## Data for the task

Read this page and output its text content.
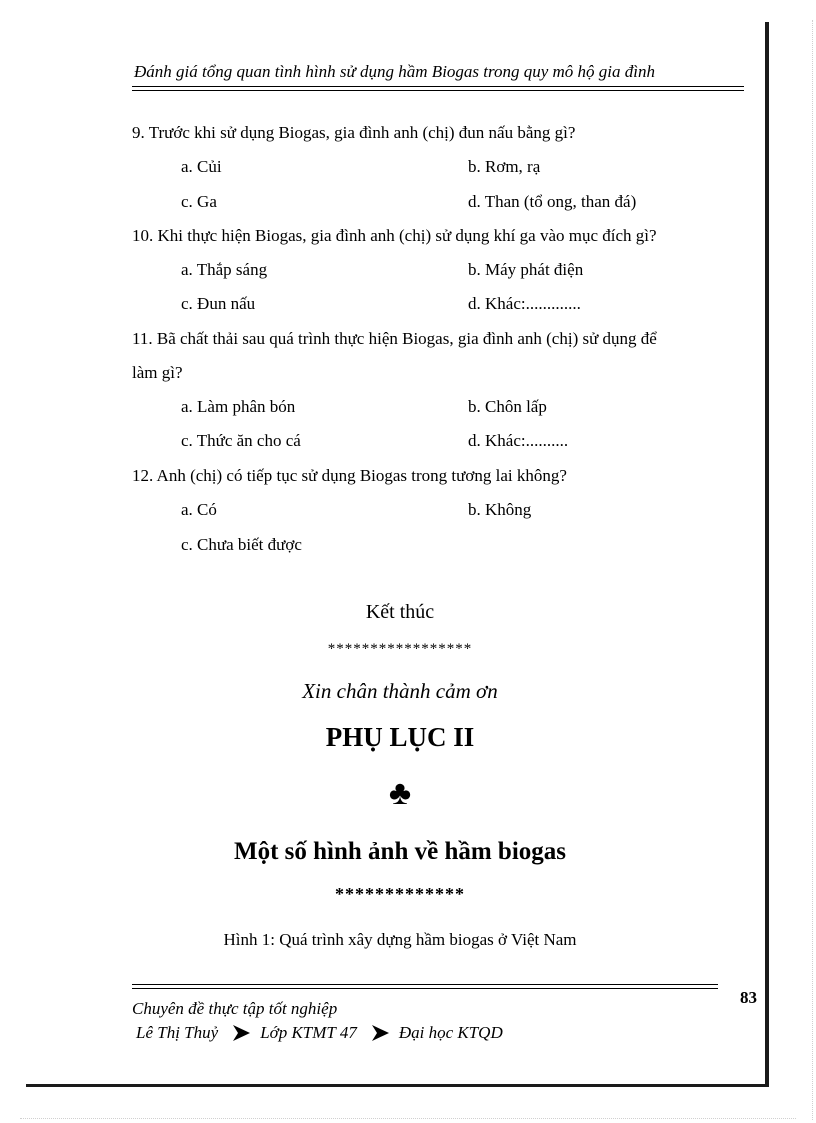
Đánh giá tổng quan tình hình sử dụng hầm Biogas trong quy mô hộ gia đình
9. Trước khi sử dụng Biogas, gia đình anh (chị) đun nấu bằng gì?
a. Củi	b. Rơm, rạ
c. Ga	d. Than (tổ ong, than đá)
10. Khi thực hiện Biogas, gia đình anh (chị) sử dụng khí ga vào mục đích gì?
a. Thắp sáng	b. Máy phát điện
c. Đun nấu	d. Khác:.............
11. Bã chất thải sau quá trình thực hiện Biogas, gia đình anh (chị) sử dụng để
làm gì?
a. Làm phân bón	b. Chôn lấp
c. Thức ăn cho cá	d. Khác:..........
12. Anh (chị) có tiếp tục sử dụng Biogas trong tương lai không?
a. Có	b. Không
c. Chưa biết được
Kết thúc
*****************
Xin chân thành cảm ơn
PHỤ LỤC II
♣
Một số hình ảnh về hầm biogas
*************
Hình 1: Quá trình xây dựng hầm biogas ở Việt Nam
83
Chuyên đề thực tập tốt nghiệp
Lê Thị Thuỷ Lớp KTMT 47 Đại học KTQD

## Brief
The records shown above are to be repeated exactly, with the pictures left out.

## Result
Read this page and output its text content.
Đánh giá tổng quan tình hình sử dụng hầm Biogas trong quy mô hộ gia đình
9. Trước khi sử dụng Biogas, gia đình anh (chị) đun nấu bằng gì?
a. Củi	b. Rơm, rạ
c. Ga	d. Than (tổ ong, than đá)
10. Khi thực hiện Biogas, gia đình anh (chị) sử dụng khí ga vào mục đích gì?
a. Thắp sáng	b. Máy phát điện
c. Đun nấu	d. Khác:.............
11. Bã chất thải sau quá trình thực hiện Biogas, gia đình anh (chị) sử dụng để
làm gì?
a. Làm phân bón	b. Chôn lấp
c. Thức ăn cho cá	d. Khác:..........
12. Anh (chị) có tiếp tục sử dụng Biogas trong tương lai không?
a. Có	b. Không
c. Chưa biết được
Kết thúc
*****************
Xin chân thành cảm ơn
PHỤ LỤC II
♣
Một số hình ảnh về hầm biogas
*************
Hình 1: Quá trình xây dựng hầm biogas ở Việt Nam
83
Chuyên đề thực tập tốt nghiệp
Lê Thị Thuỷ Lớp KTMT 47 Đại học KTQD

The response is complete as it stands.